**Dataset excerpt**
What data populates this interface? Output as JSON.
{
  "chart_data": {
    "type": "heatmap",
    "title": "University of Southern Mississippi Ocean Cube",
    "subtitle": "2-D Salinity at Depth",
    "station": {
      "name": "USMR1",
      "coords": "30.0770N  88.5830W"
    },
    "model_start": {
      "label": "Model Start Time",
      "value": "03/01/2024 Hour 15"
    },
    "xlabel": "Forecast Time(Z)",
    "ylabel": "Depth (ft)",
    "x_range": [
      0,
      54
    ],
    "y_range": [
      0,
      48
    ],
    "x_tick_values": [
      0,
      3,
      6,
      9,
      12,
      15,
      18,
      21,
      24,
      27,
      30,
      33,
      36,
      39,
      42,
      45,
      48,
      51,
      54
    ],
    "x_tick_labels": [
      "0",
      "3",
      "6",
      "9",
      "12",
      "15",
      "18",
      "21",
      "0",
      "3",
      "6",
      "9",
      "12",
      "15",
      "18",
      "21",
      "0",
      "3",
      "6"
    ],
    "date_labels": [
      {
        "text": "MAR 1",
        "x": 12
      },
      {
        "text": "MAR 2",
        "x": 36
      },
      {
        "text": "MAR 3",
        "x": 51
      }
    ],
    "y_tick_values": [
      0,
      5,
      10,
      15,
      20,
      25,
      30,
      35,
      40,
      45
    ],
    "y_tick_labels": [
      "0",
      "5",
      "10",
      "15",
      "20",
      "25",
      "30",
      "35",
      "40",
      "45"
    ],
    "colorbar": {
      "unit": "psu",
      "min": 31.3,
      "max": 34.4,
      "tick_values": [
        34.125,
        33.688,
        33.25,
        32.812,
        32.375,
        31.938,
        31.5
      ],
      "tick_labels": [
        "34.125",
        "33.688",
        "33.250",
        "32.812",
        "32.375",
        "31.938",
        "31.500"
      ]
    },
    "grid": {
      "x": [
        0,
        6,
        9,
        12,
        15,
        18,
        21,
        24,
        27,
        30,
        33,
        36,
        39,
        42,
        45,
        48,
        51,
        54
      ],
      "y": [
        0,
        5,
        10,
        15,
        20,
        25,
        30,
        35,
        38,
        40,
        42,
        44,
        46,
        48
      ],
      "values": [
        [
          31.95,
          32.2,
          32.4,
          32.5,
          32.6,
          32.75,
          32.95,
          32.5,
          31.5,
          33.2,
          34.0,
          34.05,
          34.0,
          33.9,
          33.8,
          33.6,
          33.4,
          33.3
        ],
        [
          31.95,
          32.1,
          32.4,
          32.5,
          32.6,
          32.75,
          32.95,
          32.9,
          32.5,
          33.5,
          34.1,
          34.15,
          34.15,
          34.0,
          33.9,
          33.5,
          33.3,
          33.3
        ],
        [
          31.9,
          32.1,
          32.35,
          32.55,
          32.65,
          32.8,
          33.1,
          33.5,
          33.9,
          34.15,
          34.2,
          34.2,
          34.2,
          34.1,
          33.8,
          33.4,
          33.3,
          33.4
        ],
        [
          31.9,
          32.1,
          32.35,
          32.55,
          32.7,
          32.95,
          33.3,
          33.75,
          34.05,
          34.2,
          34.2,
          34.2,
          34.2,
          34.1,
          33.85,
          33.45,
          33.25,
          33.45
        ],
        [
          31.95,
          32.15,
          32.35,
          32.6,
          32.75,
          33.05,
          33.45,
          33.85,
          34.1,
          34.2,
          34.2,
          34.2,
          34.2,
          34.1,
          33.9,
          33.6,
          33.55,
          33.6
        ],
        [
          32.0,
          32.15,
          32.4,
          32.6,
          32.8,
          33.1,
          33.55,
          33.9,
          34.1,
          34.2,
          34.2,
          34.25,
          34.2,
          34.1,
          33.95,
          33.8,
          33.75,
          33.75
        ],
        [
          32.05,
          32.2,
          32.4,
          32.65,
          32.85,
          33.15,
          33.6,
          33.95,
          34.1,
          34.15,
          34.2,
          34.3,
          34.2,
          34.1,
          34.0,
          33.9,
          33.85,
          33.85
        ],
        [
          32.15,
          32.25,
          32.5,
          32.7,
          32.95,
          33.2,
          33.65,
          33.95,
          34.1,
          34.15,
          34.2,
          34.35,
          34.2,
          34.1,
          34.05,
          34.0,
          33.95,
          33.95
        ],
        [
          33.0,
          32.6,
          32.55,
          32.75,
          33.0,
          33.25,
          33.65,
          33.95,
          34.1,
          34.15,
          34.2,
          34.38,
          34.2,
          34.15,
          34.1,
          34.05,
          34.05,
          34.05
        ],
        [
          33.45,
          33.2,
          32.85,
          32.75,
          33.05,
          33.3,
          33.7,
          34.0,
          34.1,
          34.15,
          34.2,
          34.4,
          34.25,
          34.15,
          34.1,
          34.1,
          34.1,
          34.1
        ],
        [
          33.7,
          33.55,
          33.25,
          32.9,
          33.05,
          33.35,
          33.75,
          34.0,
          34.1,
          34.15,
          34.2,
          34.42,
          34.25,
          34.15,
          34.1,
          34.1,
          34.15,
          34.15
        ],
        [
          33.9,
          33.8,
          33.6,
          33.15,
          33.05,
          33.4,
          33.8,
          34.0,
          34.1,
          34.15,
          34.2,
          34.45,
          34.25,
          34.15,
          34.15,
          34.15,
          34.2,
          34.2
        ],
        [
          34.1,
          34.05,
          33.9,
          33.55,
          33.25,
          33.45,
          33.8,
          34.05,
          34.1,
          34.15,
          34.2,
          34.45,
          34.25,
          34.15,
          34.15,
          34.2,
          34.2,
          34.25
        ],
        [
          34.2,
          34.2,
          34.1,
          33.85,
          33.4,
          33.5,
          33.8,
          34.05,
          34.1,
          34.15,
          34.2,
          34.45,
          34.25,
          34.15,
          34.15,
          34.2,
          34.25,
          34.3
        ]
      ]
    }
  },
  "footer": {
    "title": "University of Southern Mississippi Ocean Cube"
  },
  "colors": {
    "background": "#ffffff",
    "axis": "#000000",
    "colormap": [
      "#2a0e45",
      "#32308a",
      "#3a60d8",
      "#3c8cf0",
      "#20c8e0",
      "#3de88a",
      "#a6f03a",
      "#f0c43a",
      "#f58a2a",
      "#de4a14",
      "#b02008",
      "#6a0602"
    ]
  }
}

**Problem requirements**
Reply with nothing but the number of lines that contain the word "Cube".

**Solution to this problem**
2